▶ **Short task**:
Reproduce the listing word for word. Skip any image.

▶ **The records**:

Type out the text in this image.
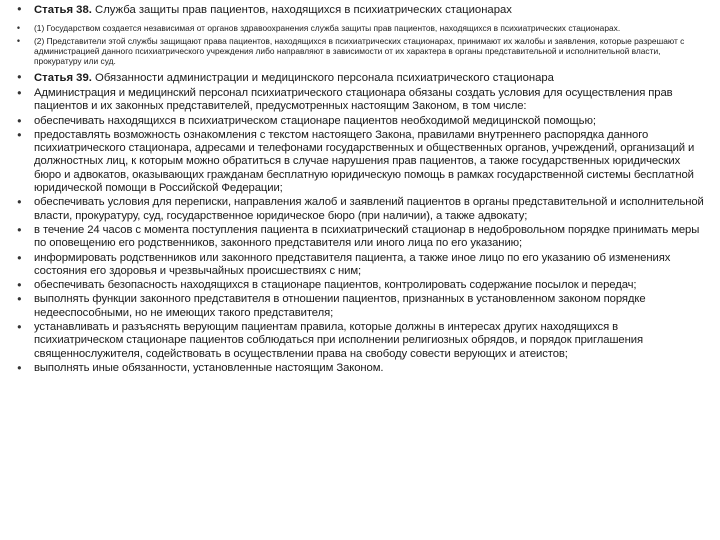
• Статья 38. Служба защиты прав пациентов, находящихся в психиатрических стационарах
• (1) Государством создается независимая от органов здравоохранения служба защиты прав пациентов, находящихся в психиатрических стационарах.
• (2) Представители этой службы защищают права пациентов, находящихся в психиатрических стационарах, принимают их жалобы и заявления, которые разрешают с администрацией данного психиатрического учреждения либо направляют в зависимости от их характера в органы представительной и исполнительной власти, прокуратуру или суд.
• Статья 39. Обязанности администрации и медицинского персонала психиатрического стационара
• Администрация и медицинский персонал психиатрического стационара обязаны создать условия для осуществления прав пациентов и их законных представителей, предусмотренных настоящим Законом, в том числе:
• обеспечивать находящихся в психиатрическом стационаре пациентов необходимой медицинской помощью;
• предоставлять возможность ознакомления с текстом настоящего Закона, правилами внутреннего распорядка данного психиатрического стационара, адресами и телефонами государственных и общественных органов, учреждений, организаций и должностных лиц, к которым можно обратиться в случае нарушения прав пациентов, а также государственных юридических бюро и адвокатов, оказывающих гражданам бесплатную юридическую помощь в рамках государственной системы бесплатной юридической помощи в Российской Федерации;
• обеспечивать условия для переписки, направления жалоб и заявлений пациентов в органы представительной и исполнительной власти, прокуратуру, суд, государственное юридическое бюро (при наличии), а также адвокату;
• в течение 24 часов с момента поступления пациента в психиатрический стационар в недобровольном порядке принимать меры по оповещению его родственников, законного представителя или иного лица по его указанию;
• информировать родственников или законного представителя пациента, а также иное лицо по его указанию об изменениях состояния его здоровья и чрезвычайных происшествиях с ним;
• обеспечивать безопасность находящихся в стационаре пациентов, контролировать содержание посылок и передач;
• выполнять функции законного представителя в отношении пациентов, признанных в установленном законом порядке недееспособными, но не имеющих такого представителя;
• устанавливать и разъяснять верующим пациентам правила, которые должны в интересах других находящихся в психиатрическом стационаре пациентов соблюдаться при исполнении религиозных обрядов, и порядок приглашения священнослужителя, содействовать в осуществлении права на свободу совести верующих и атеистов;
• выполнять иные обязанности, установленные настоящим Законом.
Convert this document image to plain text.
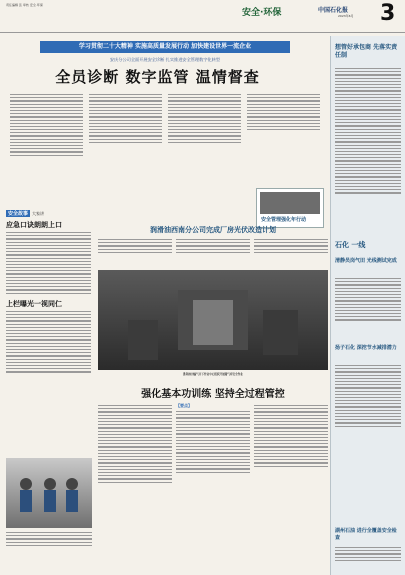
责任编辑 张 审核 安全·环保
安全·环保	中国石化报
2023年6月 3
学习贯彻二十大精神 实施高质量发展行动 加快建设世界一流企业
安庆分公司全面开展安全诊断 扎实推进安全管理数字化转型
全员诊断 数字监管 温情督查
安全管理强化年行动
安全故事	大家讲
应急口诀朗朗上口
上栏曝光一视同仁
润滑油西南分公司完成厂房光伏改造计划
胜利油田输气井下作业中心组织开展储气库安全作业
强化基本功训练 坚持全过程管控
【要点】
想管好承包商 先落实责任制
石化 一线
清静员岗气田 光线测试完成
扬子石化 深挖节水减排潜力
湖州石油 进行全覆盖安全检查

▶ **The solution**:
Type out the text in this image.
• Статья 38. Служба защиты прав пациентов, находящихся в психиатрических стационарах
• (1) Государством создается независимая от органов здравоохранения служба защиты прав пациентов, находящихся в психиатрических стационарах.
• (2) Представители этой службы защищают права пациентов, находящихся в психиатрических стационарах, принимают их жалобы и заявления, которые разрешают с администрацией данного психиатрического учреждения либо направляют в зависимости от их характера в органы представительной и исполнительной власти, прокуратуру или суд.
• Статья 39. Обязанности администрации и медицинского персонала психиатрического стационара
• Администрация и медицинский персонал психиатрического стационара обязаны создать условия для осуществления прав пациентов и их законных представителей, предусмотренных настоящим Законом, в том числе:
• обеспечивать находящихся в психиатрическом стационаре пациентов необходимой медицинской помощью;
• предоставлять возможность ознакомления с текстом настоящего Закона, правилами внутреннего распорядка данного психиатрического стационара, адресами и телефонами государственных и общественных органов, учреждений, организаций и должностных лиц, к которым можно обратиться в случае нарушения прав пациентов, а также государственных юридических бюро и адвокатов, оказывающих гражданам бесплатную юридическую помощь в рамках государственной системы бесплатной юридической помощи в Российской Федерации;
• обеспечивать условия для переписки, направления жалоб и заявлений пациентов в органы представительной и исполнительной власти, прокуратуру, суд, государственное юридическое бюро (при наличии), а также адвокату;
• в течение 24 часов с момента поступления пациента в психиатрический стационар в недобровольном порядке принимать меры по оповещению его родственников, законного представителя или иного лица по его указанию;
• информировать родственников или законного представителя пациента, а также иное лицо по его указанию об изменениях состояния его здоровья и чрезвычайных происшествиях с ним;
• обеспечивать безопасность находящихся в стационаре пациентов, контролировать содержание посылок и передач;
• выполнять функции законного представителя в отношении пациентов, признанных в установленном законом порядке недееспособными, но не имеющих такого представителя;
• устанавливать и разъяснять верующим пациентам правила, которые должны в интересах других находящихся в психиатрическом стационаре пациентов соблюдаться при исполнении религиозных обрядов, и порядок приглашения священнослужителя, содействовать в осуществлении права на свободу совести верующих и атеистов;
• выполнять иные обязанности, установленные настоящим Законом.
Convert this document image to plain text.
责任编辑 张 审核 安全·环保
安全·环保	中国石化报
2023年6月 3
学习贯彻二十大精神 实施高质量发展行动 加快建设世界一流企业
安庆分公司全面开展安全诊断 扎实推进安全管理数字化转型
全员诊断 数字监管 温情督查
安全管理强化年行动
安全故事	大家讲
应急口诀朗朗上口
上栏曝光一视同仁
润滑油西南分公司完成厂房光伏改造计划
胜利油田输气井下作业中心组织开展储气库安全作业
强化基本功训练 坚持全过程管控
【要点】
想管好承包商 先落实责任制
石化 一线
清静员岗气田 光线测试完成
扬子石化 深挖节水减排潜力
湖州石油 进行全覆盖安全检查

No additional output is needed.